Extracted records
◇ ◇ ◇ ◇ ◇

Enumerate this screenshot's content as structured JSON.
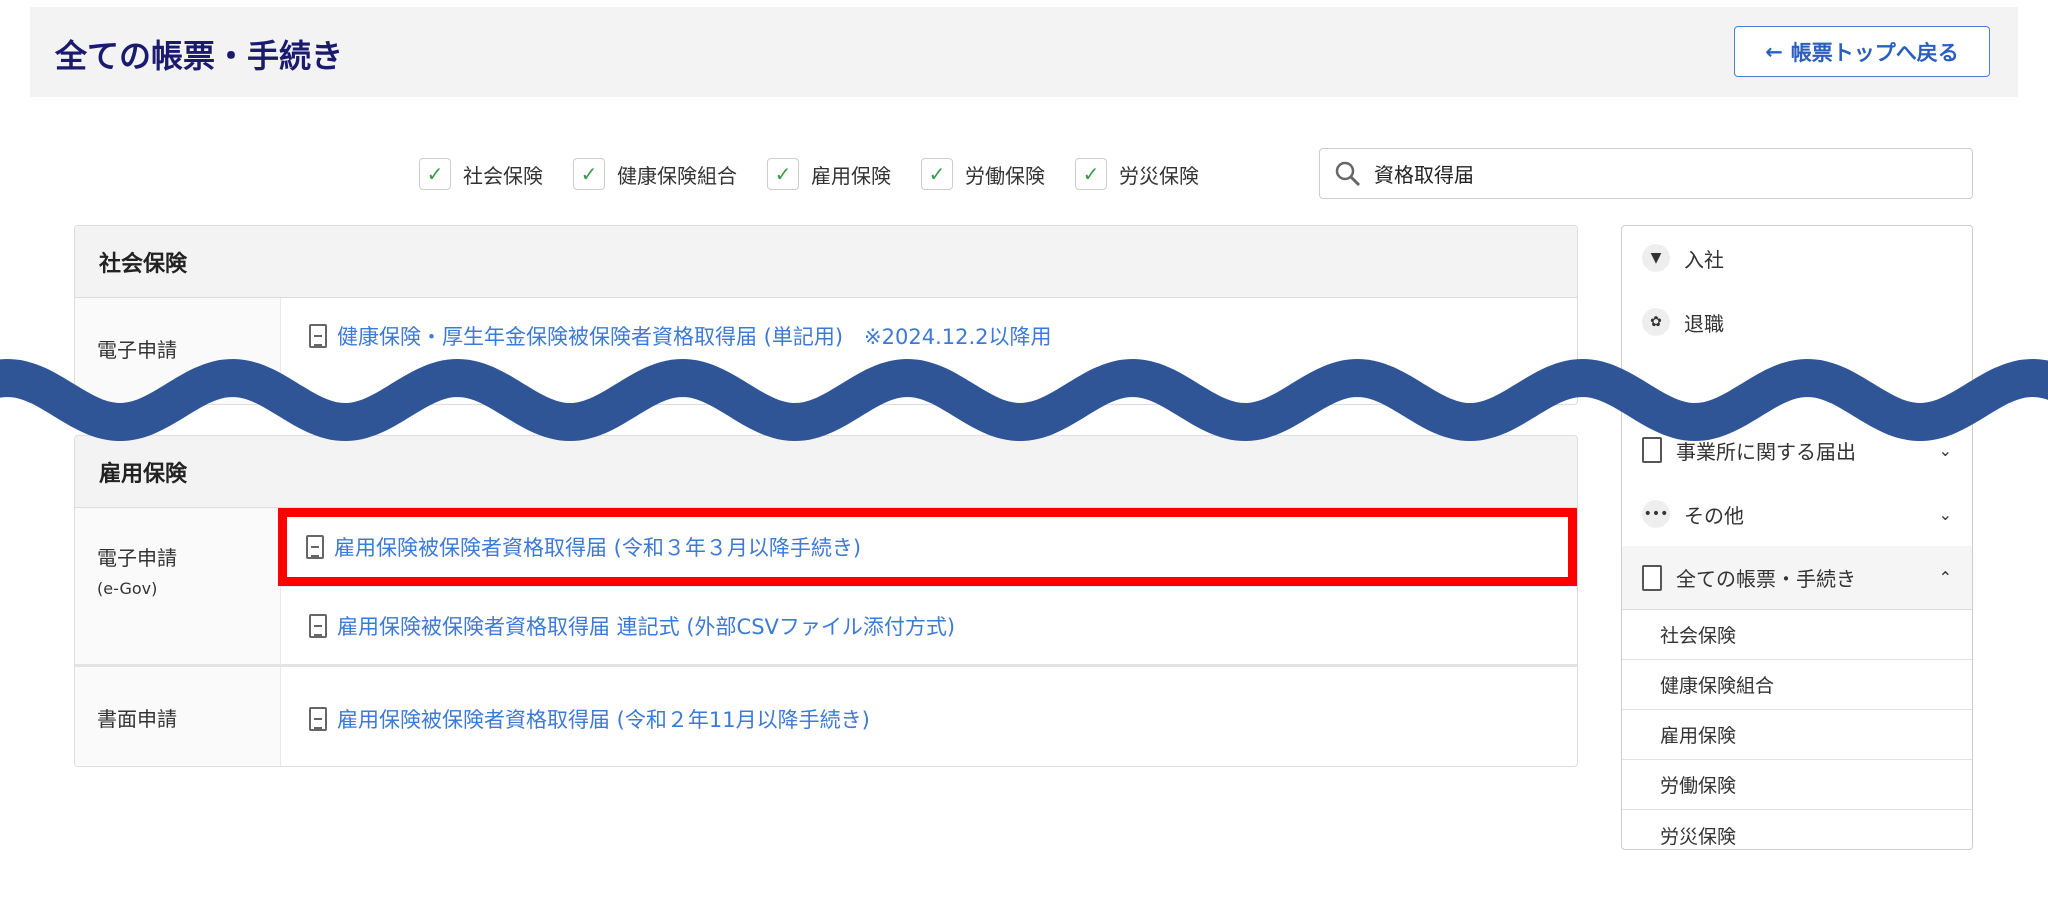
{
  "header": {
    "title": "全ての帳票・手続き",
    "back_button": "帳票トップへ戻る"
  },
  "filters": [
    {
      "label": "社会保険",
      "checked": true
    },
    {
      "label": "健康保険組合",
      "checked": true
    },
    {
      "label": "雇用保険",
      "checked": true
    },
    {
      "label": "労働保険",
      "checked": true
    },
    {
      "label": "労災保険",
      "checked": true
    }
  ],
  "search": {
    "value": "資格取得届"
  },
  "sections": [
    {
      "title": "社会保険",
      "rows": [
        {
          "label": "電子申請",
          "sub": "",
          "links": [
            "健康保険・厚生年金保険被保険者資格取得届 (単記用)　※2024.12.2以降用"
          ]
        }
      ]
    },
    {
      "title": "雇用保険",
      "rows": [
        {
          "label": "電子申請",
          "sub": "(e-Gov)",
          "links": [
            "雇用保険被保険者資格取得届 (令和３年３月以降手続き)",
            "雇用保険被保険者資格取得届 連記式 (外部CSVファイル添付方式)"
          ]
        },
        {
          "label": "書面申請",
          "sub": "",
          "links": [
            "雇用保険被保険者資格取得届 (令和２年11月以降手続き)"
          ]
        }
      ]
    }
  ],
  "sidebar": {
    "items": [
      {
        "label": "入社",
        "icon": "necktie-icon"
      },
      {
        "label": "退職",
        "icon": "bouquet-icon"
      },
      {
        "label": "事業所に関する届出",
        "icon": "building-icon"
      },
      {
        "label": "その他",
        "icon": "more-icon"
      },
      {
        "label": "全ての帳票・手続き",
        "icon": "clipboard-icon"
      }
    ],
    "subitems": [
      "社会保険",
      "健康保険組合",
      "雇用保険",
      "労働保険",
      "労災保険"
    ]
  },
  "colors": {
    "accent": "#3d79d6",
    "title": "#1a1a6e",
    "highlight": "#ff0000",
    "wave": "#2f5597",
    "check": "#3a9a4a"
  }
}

◇ ◇ ◇ ◇ ◇

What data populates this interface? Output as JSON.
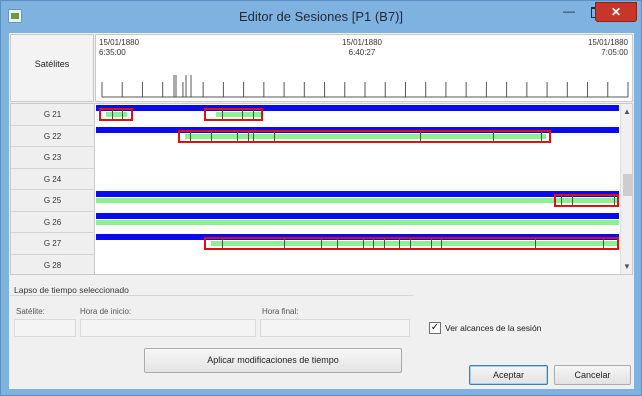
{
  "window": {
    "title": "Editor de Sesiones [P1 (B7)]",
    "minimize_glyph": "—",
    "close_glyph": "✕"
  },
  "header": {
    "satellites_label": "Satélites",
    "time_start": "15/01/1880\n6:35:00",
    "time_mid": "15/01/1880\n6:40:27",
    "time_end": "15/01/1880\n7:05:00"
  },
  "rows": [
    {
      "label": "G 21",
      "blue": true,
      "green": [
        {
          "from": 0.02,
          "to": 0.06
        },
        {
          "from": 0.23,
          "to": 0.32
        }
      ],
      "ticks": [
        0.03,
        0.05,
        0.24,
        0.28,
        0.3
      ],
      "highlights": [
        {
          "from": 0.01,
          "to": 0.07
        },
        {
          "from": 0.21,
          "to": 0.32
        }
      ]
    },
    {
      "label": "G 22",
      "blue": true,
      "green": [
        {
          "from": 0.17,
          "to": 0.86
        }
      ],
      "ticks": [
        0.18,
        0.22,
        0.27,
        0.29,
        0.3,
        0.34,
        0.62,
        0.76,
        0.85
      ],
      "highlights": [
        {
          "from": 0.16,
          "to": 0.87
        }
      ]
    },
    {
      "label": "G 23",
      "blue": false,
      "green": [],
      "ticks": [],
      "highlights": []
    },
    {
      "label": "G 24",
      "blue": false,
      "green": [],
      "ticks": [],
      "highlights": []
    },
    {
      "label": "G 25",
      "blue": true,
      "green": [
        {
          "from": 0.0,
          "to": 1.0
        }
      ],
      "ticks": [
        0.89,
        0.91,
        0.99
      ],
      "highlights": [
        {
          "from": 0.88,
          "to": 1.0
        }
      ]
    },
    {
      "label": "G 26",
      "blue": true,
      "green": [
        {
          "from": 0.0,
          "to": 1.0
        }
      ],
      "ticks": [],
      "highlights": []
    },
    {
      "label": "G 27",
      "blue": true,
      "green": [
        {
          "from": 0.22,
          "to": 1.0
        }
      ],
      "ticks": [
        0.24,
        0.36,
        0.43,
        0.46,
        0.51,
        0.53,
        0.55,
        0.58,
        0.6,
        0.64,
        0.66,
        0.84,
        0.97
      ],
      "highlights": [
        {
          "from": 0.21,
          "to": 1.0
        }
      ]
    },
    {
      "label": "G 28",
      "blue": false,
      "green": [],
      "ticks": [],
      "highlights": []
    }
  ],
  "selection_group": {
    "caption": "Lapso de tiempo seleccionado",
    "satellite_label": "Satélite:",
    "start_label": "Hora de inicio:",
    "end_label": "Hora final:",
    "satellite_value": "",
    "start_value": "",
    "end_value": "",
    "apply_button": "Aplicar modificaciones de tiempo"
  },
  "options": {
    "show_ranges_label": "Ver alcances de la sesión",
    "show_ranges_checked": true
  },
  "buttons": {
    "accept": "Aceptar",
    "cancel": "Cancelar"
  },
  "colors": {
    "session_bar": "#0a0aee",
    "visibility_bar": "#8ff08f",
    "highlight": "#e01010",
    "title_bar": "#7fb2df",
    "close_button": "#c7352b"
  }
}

◇ ◇ ◇ ◇ ◇

# What is needed
Collect each line containing the string "tiempo".

# Reply to the task
    "caption": "Lapso de tiempo seleccionado",
    "apply_button": "Aplicar modificaciones de tiempo"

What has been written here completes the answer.